═════ Data in this exercise
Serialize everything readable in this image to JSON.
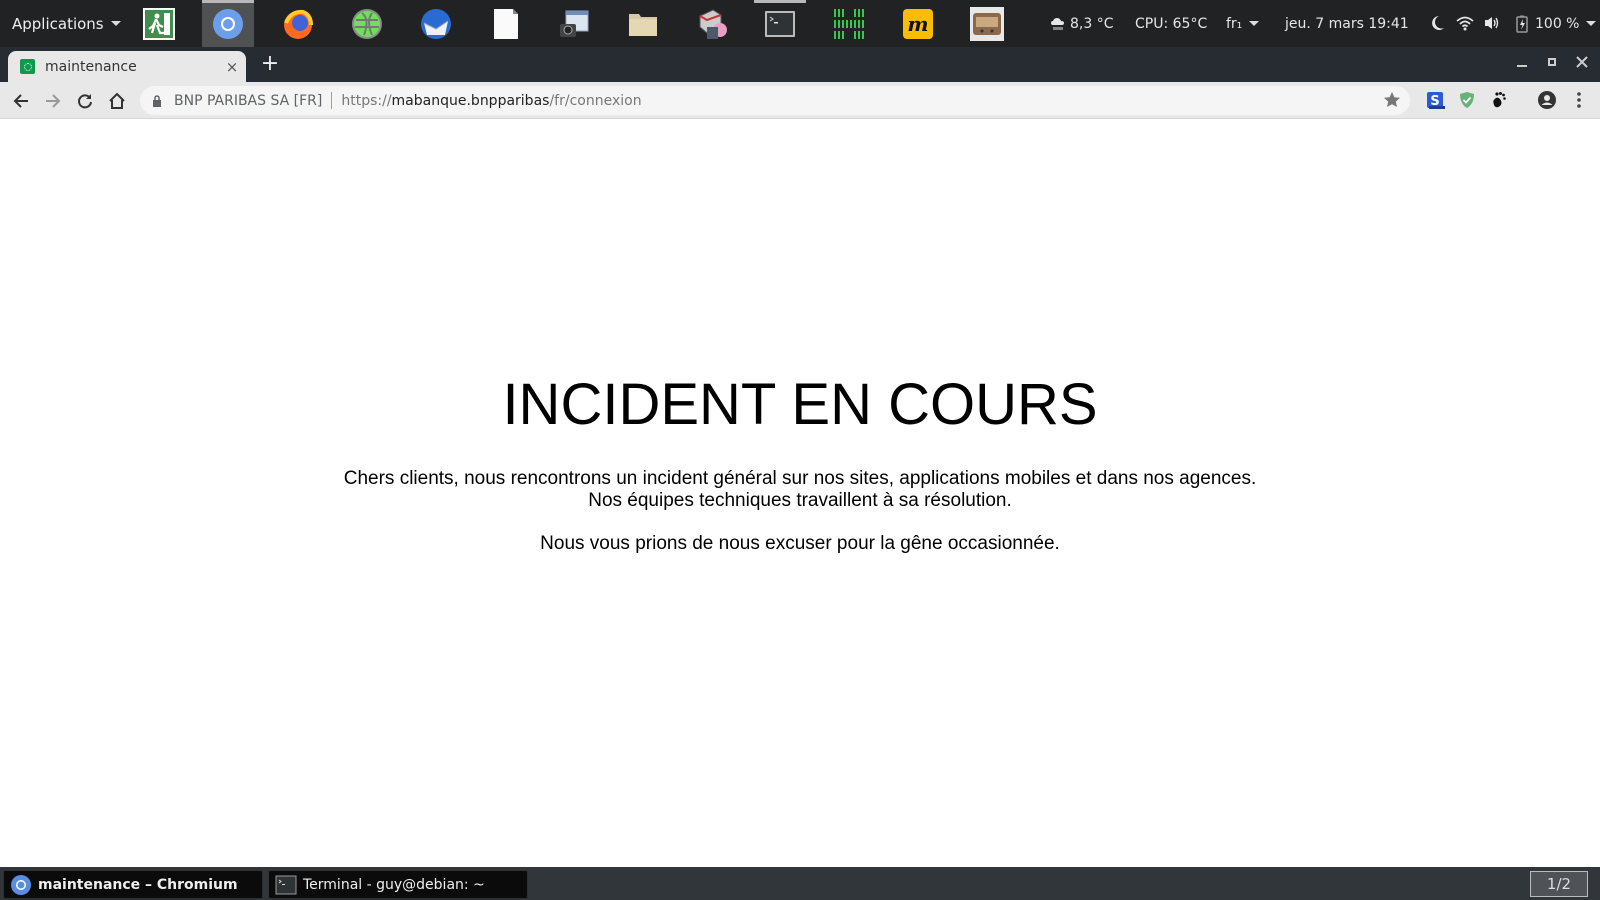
{
  "panel": {
    "applications_label": "Applications",
    "launchers": [
      {
        "name": "exit-launcher",
        "icon": "emergency-exit-icon"
      },
      {
        "name": "chromium-launcher",
        "icon": "chromium-icon",
        "active": true
      },
      {
        "name": "firefox-launcher",
        "icon": "firefox-icon"
      },
      {
        "name": "tor-browser-launcher",
        "icon": "globe-icon"
      },
      {
        "name": "thunderbird-launcher",
        "icon": "thunderbird-icon"
      },
      {
        "name": "libreoffice-launcher",
        "icon": "document-icon"
      },
      {
        "name": "screenshot-launcher",
        "icon": "screenshot-icon"
      },
      {
        "name": "file-manager-launcher",
        "icon": "folder-icon"
      },
      {
        "name": "disc-burner-launcher",
        "icon": "disc-burner-icon"
      },
      {
        "name": "terminal-launcher",
        "icon": "terminal-icon",
        "running": true
      },
      {
        "name": "system-monitor-launcher",
        "icon": "monitor-bars-icon"
      },
      {
        "name": "m-app-launcher",
        "icon": "m-app-icon"
      },
      {
        "name": "radio-launcher",
        "icon": "radio-icon"
      }
    ],
    "weather": "8,3 °C",
    "cpu": "CPU: 65°C",
    "keyboard_layout": "fr₁",
    "datetime": "jeu. 7 mars  19:41",
    "battery": "100 %"
  },
  "browser": {
    "tab_title": "maintenance",
    "tab_close": "×",
    "new_tab": "+",
    "window_controls": {
      "minimize": "–",
      "maximize": "▫",
      "close": "✕"
    },
    "omnibox": {
      "org": "BNP PARIBAS SA [FR]",
      "scheme": "https://",
      "host": "mabanque.bnpparibas",
      "path": "/fr/connexion"
    },
    "extensions": [
      "s-extension-icon",
      "adguard-shield-icon",
      "gnome-foot-icon"
    ]
  },
  "page": {
    "headline": "INCIDENT EN COURS",
    "line1": "Chers clients, nous rencontrons un incident général sur nos sites, applications mobiles et dans nos agences.",
    "line2": "Nos équipes techniques travaillent à sa résolution.",
    "line3": "Nous vous prions de nous excuser pour la gêne occasionnée."
  },
  "taskbar": {
    "tasks": [
      {
        "label": "maintenance – Chromium",
        "icon": "chromium-icon"
      },
      {
        "label": "Terminal - guy@debian: ~",
        "icon": "terminal-icon"
      }
    ],
    "workspace": "1/2"
  },
  "colors": {
    "panel_bg": "#212223",
    "tabstrip_bg": "#272c32",
    "toolbar_bg": "#e8e8e8",
    "bnp_green": "#0b9a4e",
    "taskbar_bg": "#31363b"
  }
}
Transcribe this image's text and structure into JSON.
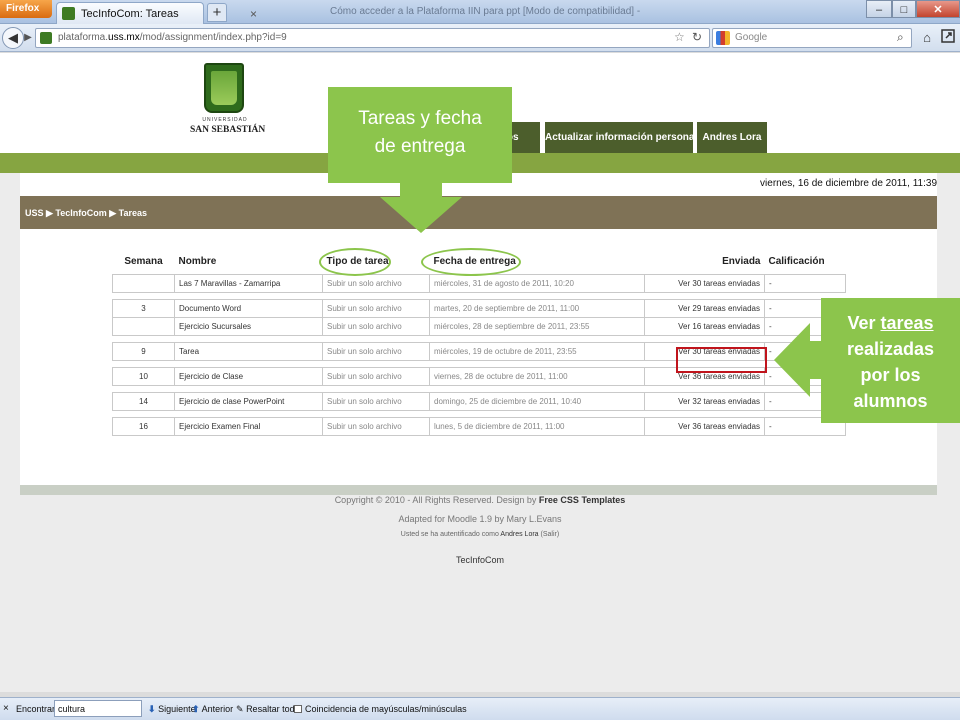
{
  "browser": {
    "firefox_button": "Firefox",
    "tab_title": "TecInfoCom: Tareas",
    "tab_close": "×",
    "new_tab": "+",
    "window_title": "Cómo acceder a la Plataforma IIN para ppt [Modo de compatibilidad] - Microsoft PowerPoint",
    "url_prefix": "plataforma.",
    "url_domain": "uss.mx",
    "url_path": "/mod/assignment/index.php?id=9",
    "search_placeholder": "Google",
    "min_glyph": "–",
    "max_glyph": "□",
    "close_glyph": "✕",
    "back_glyph": "◀",
    "forward_glyph": "▶",
    "star_glyph": "☆",
    "reload_glyph": "↻",
    "search_glyph": "⌕",
    "home_glyph": "⌂"
  },
  "site": {
    "logo_small": "UNIVERSIDAD",
    "logo_name": "SAN SEBASTIÁN",
    "nav": [
      {
        "label": "ursos"
      },
      {
        "label": "Actualizar información personal"
      },
      {
        "label": "Andres Lora"
      }
    ],
    "date": "viernes, 16 de diciembre de 2011, 11:39",
    "breadcrumb": "USS ▶ TecInfoCom ▶ Tareas"
  },
  "table": {
    "headers": {
      "week": "Semana",
      "name": "Nombre",
      "type": "Tipo de tarea",
      "due": "Fecha de entrega",
      "submitted": "Enviada",
      "grade": "Calificación"
    },
    "rows": [
      {
        "week": "",
        "name": "Las 7 Maravillas - Zamarripa",
        "type": "Subir un solo archivo",
        "due": "miércoles, 31 de agosto de 2011, 10:20",
        "submitted": "Ver 30 tareas enviadas",
        "grade": "-"
      },
      {
        "week": "3",
        "name": "Documento Word",
        "type": "Subir un solo archivo",
        "due": "martes, 20 de septiembre de 2011, 11:00",
        "submitted": "Ver 29 tareas enviadas",
        "grade": "-"
      },
      {
        "week": "",
        "name": "Ejercicio Sucursales",
        "type": "Subir un solo archivo",
        "due": "miércoles, 28 de septiembre de 2011, 23:55",
        "submitted": "Ver 16 tareas enviadas",
        "grade": "-"
      },
      {
        "week": "9",
        "name": "Tarea",
        "type": "Subir un solo archivo",
        "due": "miércoles, 19 de octubre de 2011, 23:55",
        "submitted": "Ver 30 tareas enviadas",
        "grade": "-"
      },
      {
        "week": "10",
        "name": "Ejercicio de Clase",
        "type": "Subir un solo archivo",
        "due": "viernes, 28 de octubre de 2011, 11:00",
        "submitted": "Ver 36 tareas enviadas",
        "grade": "-"
      },
      {
        "week": "14",
        "name": "Ejercicio de clase PowerPoint",
        "type": "Subir un solo archivo",
        "due": "domingo, 25 de diciembre de 2011, 10:40",
        "submitted": "Ver 32 tareas enviadas",
        "grade": "-"
      },
      {
        "week": "16",
        "name": "Ejercicio Examen Final",
        "type": "Subir un solo archivo",
        "due": "lunes, 5 de diciembre de 2011, 11:00",
        "submitted": "Ver 36 tareas enviadas",
        "grade": "-"
      }
    ]
  },
  "footer": {
    "copyright": "Copyright © 2010 - All Rights Reserved. Design by ",
    "design_link": "Free CSS Templates",
    "moodle": "Adapted for Moodle 1.9 by Mary L.Evans",
    "auth_prefix": "Usted se ha autentificado como ",
    "auth_user": "Andres Lora",
    "auth_logout": "(Salir)",
    "site_name": "TecInfoCom"
  },
  "annotations": {
    "left_callout_line1": "Tareas y fecha",
    "left_callout_line2": "de entrega",
    "right_callout_ver": "Ver ",
    "right_callout_tareas": "tareas",
    "right_callout_line2": "realizadas",
    "right_callout_line3": "por los",
    "right_callout_line4": "alumnos",
    "colors": {
      "callout": "#8cc54c",
      "highlight": "#c0141c"
    }
  },
  "findbar": {
    "close": "×",
    "label": "Encontrar:",
    "value": "cultura",
    "next": "Siguiente",
    "prev": "Anterior",
    "highlight": "Resaltar todo",
    "match_case": "Coincidencia de mayúsculas/minúsculas"
  }
}
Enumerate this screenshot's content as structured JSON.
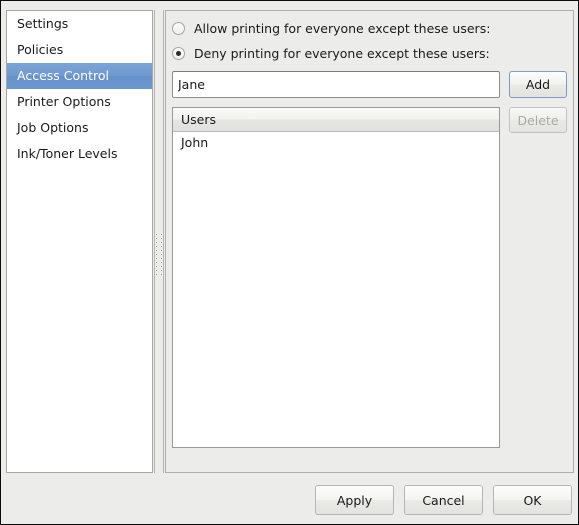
{
  "sidebar": {
    "items": [
      {
        "label": "Settings",
        "selected": false
      },
      {
        "label": "Policies",
        "selected": false
      },
      {
        "label": "Access Control",
        "selected": true
      },
      {
        "label": "Printer Options",
        "selected": false
      },
      {
        "label": "Job Options",
        "selected": false
      },
      {
        "label": "Ink/Toner Levels",
        "selected": false
      }
    ],
    "selected_color": "#6f9ad1"
  },
  "access_control": {
    "allow_option_label": "Allow printing for everyone except these users:",
    "deny_option_label": "Deny printing for everyone except these users:",
    "allow_selected": false,
    "deny_selected": true,
    "entry": {
      "value": "Jane",
      "placeholder": ""
    },
    "add_label": "Add",
    "delete_label": "Delete",
    "delete_enabled": false,
    "users_list": {
      "header": "Users",
      "rows": [
        {
          "name": "John"
        }
      ]
    }
  },
  "actions": {
    "apply_label": "Apply",
    "cancel_label": "Cancel",
    "ok_label": "OK"
  }
}
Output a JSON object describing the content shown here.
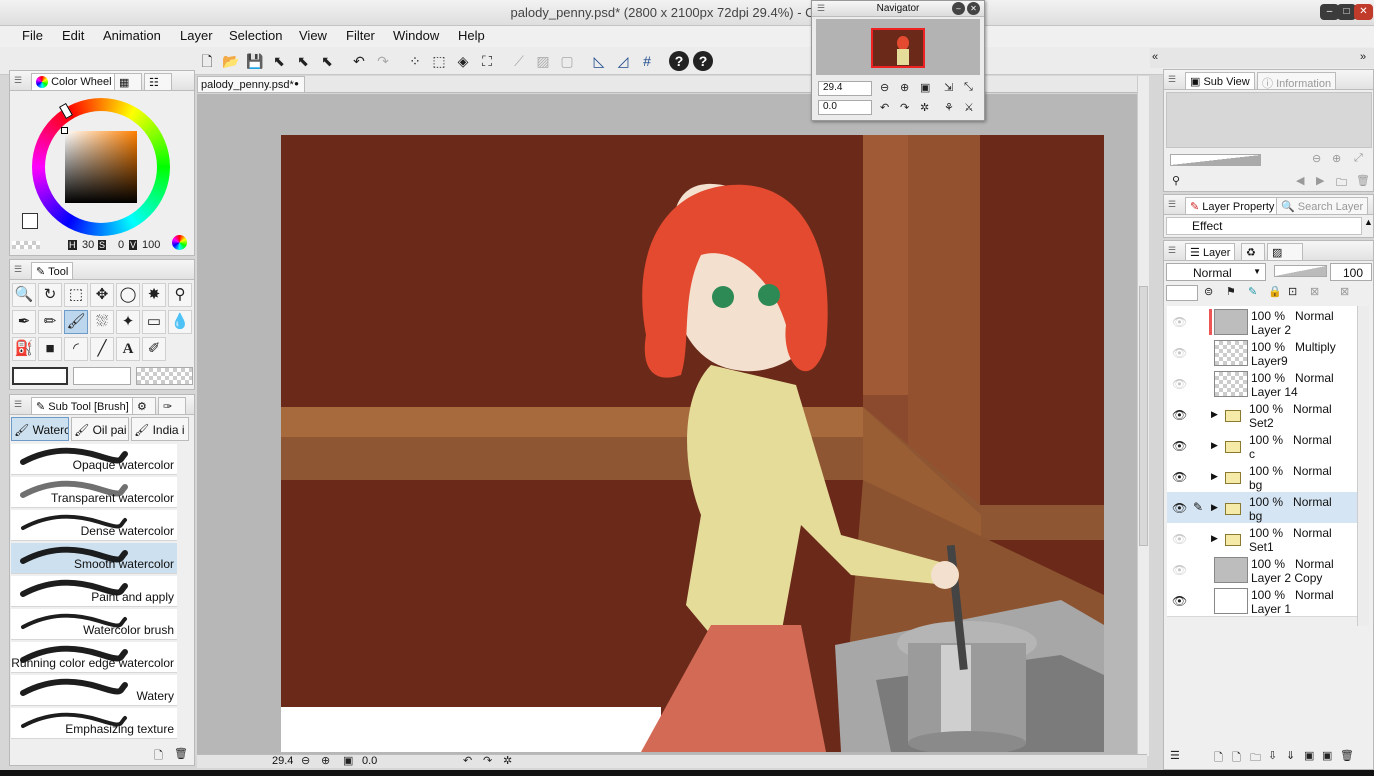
{
  "window": {
    "title": "palody_penny.psd* (2800 x 2100px 72dpi 29.4%)  - CLIP STU",
    "buttons": {
      "minimize": "–",
      "maximize": "□",
      "close": "✕"
    }
  },
  "menu": [
    "File",
    "Edit",
    "Animation",
    "Layer",
    "Selection",
    "View",
    "Filter",
    "Window",
    "Help"
  ],
  "color_panel": {
    "tabs": [
      "Color Wheel"
    ],
    "h_label": "H",
    "h_value": "30",
    "s_label": "S",
    "s_value": "0",
    "v_label": "V",
    "v_value": "100"
  },
  "tool_panel": {
    "title": "Tool"
  },
  "sub_tool_panel": {
    "title": "Sub Tool [Brush]",
    "tabs": [
      "Waterc",
      "Oil pai",
      "India i"
    ],
    "brushes": [
      "Opaque watercolor",
      "Transparent watercolor",
      "Dense watercolor",
      "Smooth watercolor",
      "Paint and apply",
      "Watercolor brush",
      "Running color edge watercolor",
      "Watery",
      "Emphasizing texture"
    ],
    "active_index": 3
  },
  "canvas": {
    "tab_label": "palody_penny.psd*",
    "zoom": "29.4",
    "rotation": "0.0"
  },
  "navigator": {
    "title": "Navigator",
    "zoom": "29.4",
    "rotation": "0.0"
  },
  "right_panels": {
    "subview_tabs": [
      "Sub View",
      "Information"
    ],
    "layer_property_tabs": [
      "Layer Property",
      "Search Layer"
    ],
    "effect_label": "Effect",
    "layer_tab": "Layer",
    "blend_mode": "Normal",
    "opacity": "100"
  },
  "layers": [
    {
      "opacity": "100 %",
      "mode": "Normal",
      "name": "Layer 2",
      "visible": false,
      "type": "gray",
      "folder": false,
      "active": false
    },
    {
      "opacity": "100 %",
      "mode": "Multiply",
      "name": "Layer9",
      "visible": false,
      "type": "sketch",
      "folder": false,
      "active": false
    },
    {
      "opacity": "100 %",
      "mode": "Normal",
      "name": "Layer 14",
      "visible": false,
      "type": "checker",
      "folder": false,
      "active": false
    },
    {
      "opacity": "100 %",
      "mode": "Normal",
      "name": "Set2",
      "visible": true,
      "type": "folder",
      "folder": true,
      "active": false
    },
    {
      "opacity": "100 %",
      "mode": "Normal",
      "name": "c",
      "visible": true,
      "type": "folder",
      "folder": true,
      "active": false
    },
    {
      "opacity": "100 %",
      "mode": "Normal",
      "name": "bg",
      "visible": true,
      "type": "folder",
      "folder": true,
      "active": false
    },
    {
      "opacity": "100 %",
      "mode": "Normal",
      "name": "bg",
      "visible": true,
      "type": "folder",
      "folder": true,
      "active": true
    },
    {
      "opacity": "100 %",
      "mode": "Normal",
      "name": "Set1",
      "visible": false,
      "type": "folder",
      "folder": true,
      "active": false
    },
    {
      "opacity": "100 %",
      "mode": "Normal",
      "name": "Layer 2 Copy",
      "visible": false,
      "type": "gray",
      "folder": false,
      "active": false
    },
    {
      "opacity": "100 %",
      "mode": "Normal",
      "name": "Layer 1",
      "visible": true,
      "type": "white",
      "folder": false,
      "active": false
    }
  ],
  "icons": {
    "eye": "👁",
    "expand": "▶",
    "pen": "✎"
  }
}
══════════
> [Problem requirements]:
Locate all lines holding the word "image", then copy them out.

> [Finished exercise]:
Serialize everything readable in this image to JSON.
Transcribe this image's text and structure into JSON.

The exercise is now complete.